### The problem
Rewrite these records with "series-line" changed to "plot-line" everywhere, leaving everything else the same. Omit the pictures from your answer.
## BEGIN Task inputs
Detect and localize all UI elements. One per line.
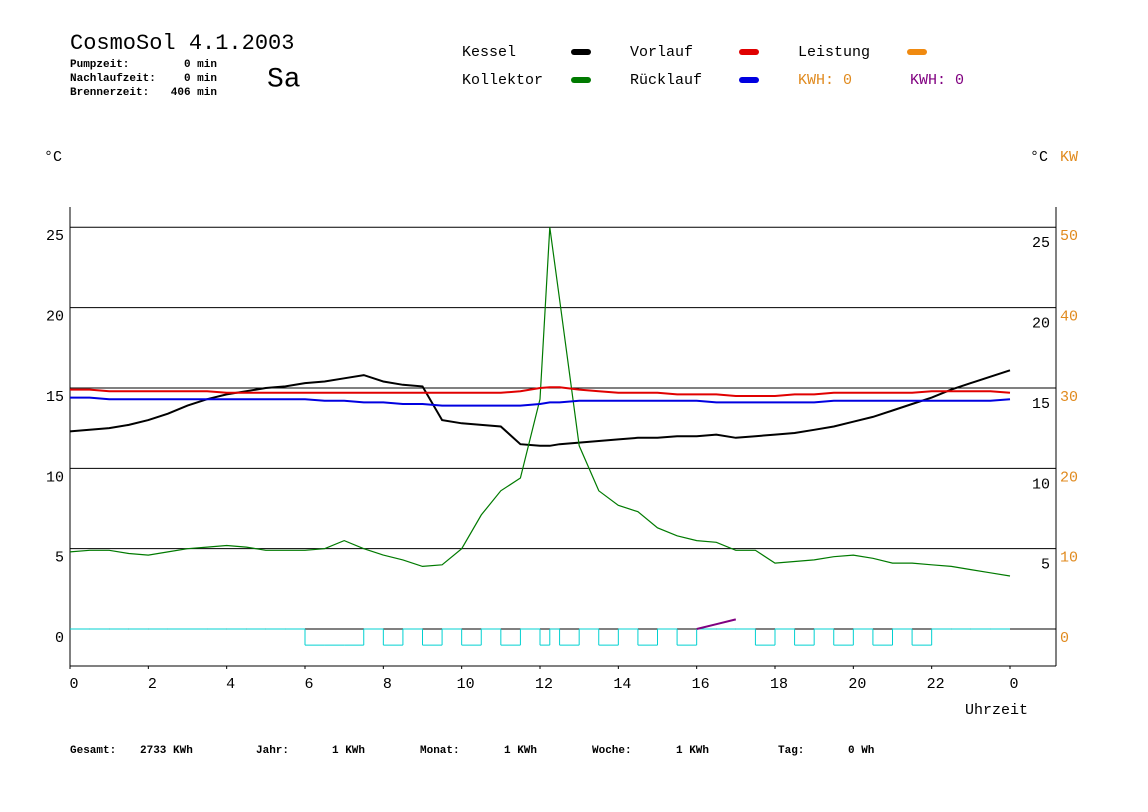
x-tick-label: 16 — [692, 676, 710, 693]
y-tick-label: 20 — [46, 309, 64, 326]
x-tick-label: 18 — [770, 676, 788, 693]
y-tick-label: 25 — [46, 228, 64, 245]
y-tick-label: 15 — [46, 389, 64, 406]
y2-tick-label: 10 — [1060, 550, 1078, 567]
info-value: 0 min — [184, 73, 217, 85]
y-right-tick-label: 25 — [1032, 235, 1050, 252]
footer-value: 1 KWh — [504, 745, 537, 757]
info-label: Pumpzeit: — [70, 59, 129, 71]
y2-axis-label: KW — [1060, 149, 1078, 166]
x-tick-label: 6 — [304, 676, 313, 693]
day-label: Sa — [267, 64, 301, 95]
footer-label: Woche: — [592, 745, 632, 757]
y2-tick-label: 50 — [1060, 228, 1078, 245]
info-value: 406 min — [171, 87, 217, 99]
series-line — [69, 227, 1011, 577]
footer-label: Gesamt: — [70, 745, 116, 757]
x-axis-label: Uhrzeit — [965, 702, 1028, 719]
legend-label: Rücklauf — [630, 72, 702, 89]
x-tick-label: 12 — [535, 676, 553, 693]
y2-tick-label: 40 — [1060, 309, 1078, 326]
x-tick-label: 0 — [1009, 676, 1018, 693]
series-line — [70, 386, 1011, 397]
footer-label: Jahr: — [256, 745, 289, 757]
y-right-tick-label: 20 — [1032, 316, 1050, 333]
x-tick-label: 8 — [383, 676, 392, 693]
series-line — [69, 369, 1011, 447]
x-tick-label: 4 — [226, 676, 235, 693]
footer-label: Monat: — [420, 745, 460, 757]
y2-axis-label-celsius: °C — [1030, 149, 1048, 166]
y-right-tick-label: 10 — [1032, 476, 1050, 493]
series-line — [696, 618, 737, 630]
chart-title: CosmoSol 4.1.2003 — [70, 31, 294, 56]
footer-label: Tag: — [778, 745, 804, 757]
info-label: Brennerzeit: — [70, 87, 149, 99]
x-tick-label: 0 — [69, 676, 78, 693]
y-axis-label: °C — [44, 149, 62, 166]
series-line — [70, 396, 1011, 407]
y-right-tick-label: 5 — [1041, 557, 1050, 574]
legend-label: Kessel — [462, 44, 516, 61]
legend-label: Vorlauf — [630, 44, 693, 61]
x-tick-label: 10 — [457, 676, 475, 693]
info-label: Nachlaufzeit: — [70, 73, 156, 85]
y-right-tick-label: 15 — [1032, 396, 1050, 413]
legend-label: Kollektor — [462, 72, 543, 89]
y-tick-label: 10 — [46, 469, 64, 486]
footer-value: 0 Wh — [848, 745, 874, 757]
kwh-label: KWH: 0 — [910, 72, 964, 89]
y-tick-label: 0 — [55, 630, 64, 647]
kwh-label: KWH: 0 — [798, 72, 852, 89]
x-tick-label: 2 — [148, 676, 157, 693]
legend-label: Leistung — [798, 44, 870, 61]
footer-value: 2733 KWh — [140, 745, 193, 757]
y2-tick-label: 0 — [1060, 630, 1069, 647]
footer-value: 1 KWh — [332, 745, 365, 757]
y2-tick-label: 20 — [1060, 469, 1078, 486]
y-tick-label: 5 — [55, 550, 64, 567]
x-tick-label: 22 — [927, 676, 945, 693]
x-tick-label: 20 — [848, 676, 866, 693]
info-value: 0 min — [184, 59, 217, 71]
y2-tick-label: 30 — [1060, 389, 1078, 406]
footer-value: 1 KWh — [676, 745, 709, 757]
x-tick-label: 14 — [613, 676, 631, 693]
## END Task inputs
### Output
Detect and localize all UI elements. One per line.
x-tick-label: 16 — [692, 676, 710, 693]
y-tick-label: 20 — [46, 309, 64, 326]
x-tick-label: 18 — [770, 676, 788, 693]
y-tick-label: 25 — [46, 228, 64, 245]
y-tick-label: 15 — [46, 389, 64, 406]
y2-tick-label: 10 — [1060, 550, 1078, 567]
info-value: 0 min — [184, 73, 217, 85]
y-right-tick-label: 25 — [1032, 235, 1050, 252]
footer-value: 1 KWh — [504, 745, 537, 757]
info-label: Pumpzeit: — [70, 59, 129, 71]
y2-axis-label: KW — [1060, 149, 1078, 166]
x-tick-label: 6 — [304, 676, 313, 693]
day-label: Sa — [267, 64, 301, 95]
footer-label: Woche: — [592, 745, 632, 757]
y2-tick-label: 50 — [1060, 228, 1078, 245]
info-value: 406 min — [171, 87, 217, 99]
plot-line — [69, 227, 1011, 577]
footer-label: Gesamt: — [70, 745, 116, 757]
x-axis-label: Uhrzeit — [965, 702, 1028, 719]
legend-label: Rücklauf — [630, 72, 702, 89]
x-tick-label: 12 — [535, 676, 553, 693]
y2-tick-label: 40 — [1060, 309, 1078, 326]
x-tick-label: 0 — [1009, 676, 1018, 693]
plot-line — [70, 386, 1011, 397]
footer-label: Jahr: — [256, 745, 289, 757]
y-right-tick-label: 20 — [1032, 316, 1050, 333]
x-tick-label: 8 — [383, 676, 392, 693]
plot-line — [69, 369, 1011, 447]
x-tick-label: 4 — [226, 676, 235, 693]
footer-label: Monat: — [420, 745, 460, 757]
y2-axis-label-celsius: °C — [1030, 149, 1048, 166]
y-right-tick-label: 10 — [1032, 476, 1050, 493]
plot-line — [696, 618, 737, 630]
chart-title: CosmoSol 4.1.2003 — [70, 31, 294, 56]
footer-label: Tag: — [778, 745, 804, 757]
info-label: Brennerzeit: — [70, 87, 149, 99]
x-tick-label: 0 — [69, 676, 78, 693]
y-axis-label: °C — [44, 149, 62, 166]
plot-line — [70, 396, 1011, 407]
y-right-tick-label: 5 — [1041, 557, 1050, 574]
legend-label: Kessel — [462, 44, 516, 61]
legend-label: Vorlauf — [630, 44, 693, 61]
x-tick-label: 10 — [457, 676, 475, 693]
info-label: Nachlaufzeit: — [70, 73, 156, 85]
y-right-tick-label: 15 — [1032, 396, 1050, 413]
legend-label: Kollektor — [462, 72, 543, 89]
y-tick-label: 10 — [46, 469, 64, 486]
footer-value: 0 Wh — [848, 745, 874, 757]
kwh-label: KWH: 0 — [910, 72, 964, 89]
y-tick-label: 0 — [55, 630, 64, 647]
kwh-label: KWH: 0 — [798, 72, 852, 89]
x-tick-label: 2 — [148, 676, 157, 693]
legend-label: Leistung — [798, 44, 870, 61]
footer-value: 2733 KWh — [140, 745, 193, 757]
y2-tick-label: 0 — [1060, 630, 1069, 647]
footer-value: 1 KWh — [332, 745, 365, 757]
y2-tick-label: 20 — [1060, 469, 1078, 486]
y-tick-label: 5 — [55, 550, 64, 567]
x-tick-label: 22 — [927, 676, 945, 693]
x-tick-label: 20 — [848, 676, 866, 693]
info-value: 0 min — [184, 59, 217, 71]
y2-tick-label: 30 — [1060, 389, 1078, 406]
footer-value: 1 KWh — [676, 745, 709, 757]
x-tick-label: 14 — [613, 676, 631, 693]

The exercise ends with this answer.